DIRECTIONS FOR THIS TASK: Print each of the entries exactly, leaving nothing out.

(Saved entries)

• • • • • • •

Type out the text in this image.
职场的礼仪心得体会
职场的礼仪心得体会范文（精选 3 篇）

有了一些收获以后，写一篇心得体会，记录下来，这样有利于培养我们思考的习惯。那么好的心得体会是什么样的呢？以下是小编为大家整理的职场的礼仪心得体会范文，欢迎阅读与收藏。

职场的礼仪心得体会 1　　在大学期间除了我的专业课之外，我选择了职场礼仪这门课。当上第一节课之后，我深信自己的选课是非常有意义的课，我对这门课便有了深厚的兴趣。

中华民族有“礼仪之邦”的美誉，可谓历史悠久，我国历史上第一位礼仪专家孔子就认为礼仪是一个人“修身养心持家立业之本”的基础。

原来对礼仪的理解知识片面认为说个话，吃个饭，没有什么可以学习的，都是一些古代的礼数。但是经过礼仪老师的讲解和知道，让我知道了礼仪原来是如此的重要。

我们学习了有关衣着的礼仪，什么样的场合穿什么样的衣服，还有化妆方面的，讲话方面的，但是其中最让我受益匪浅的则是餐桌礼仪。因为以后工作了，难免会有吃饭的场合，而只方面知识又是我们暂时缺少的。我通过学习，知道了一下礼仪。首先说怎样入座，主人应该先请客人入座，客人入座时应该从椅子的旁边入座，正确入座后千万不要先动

• • • • • • •

ANSWER TO THIS EXERCISE:
Type out the text in this image.
职场的礼仪心得体会
职场的礼仪心得体会范文（精选 3 篇）

有了一些收获以后，写一篇心得体会，记录下来，这样有利于培养我们思考的习惯。那么好的心得体会是什么样的呢？以下是小编为大家整理的职场的礼仪心得体会范文，欢迎阅读与收藏。

职场的礼仪心得体会 1　　在大学期间除了我的专业课之外，我选择了职场礼仪这门课。当上第一节课之后，我深信自己的选课是非常有意义的课，我对这门课便有了深厚的兴趣。

中华民族有“礼仪之邦”的美誉，可谓历史悠久，我国历史上第一位礼仪专家孔子就认为礼仪是一个人“修身养心持家立业之本”的基础。

原来对礼仪的理解知识片面认为说个话，吃个饭，没有什么可以学习的，都是一些古代的礼数。但是经过礼仪老师的讲解和知道，让我知道了礼仪原来是如此的重要。

我们学习了有关衣着的礼仪，什么样的场合穿什么样的衣服，还有化妆方面的，讲话方面的，但是其中最让我受益匪浅的则是餐桌礼仪。因为以后工作了，难免会有吃饭的场合，而只方面知识又是我们暂时缺少的。我通过学习，知道了一下礼仪。首先说怎样入座，主人应该先请客人入座，客人入座时应该从椅子的旁边入座，正确入座后千万不要先动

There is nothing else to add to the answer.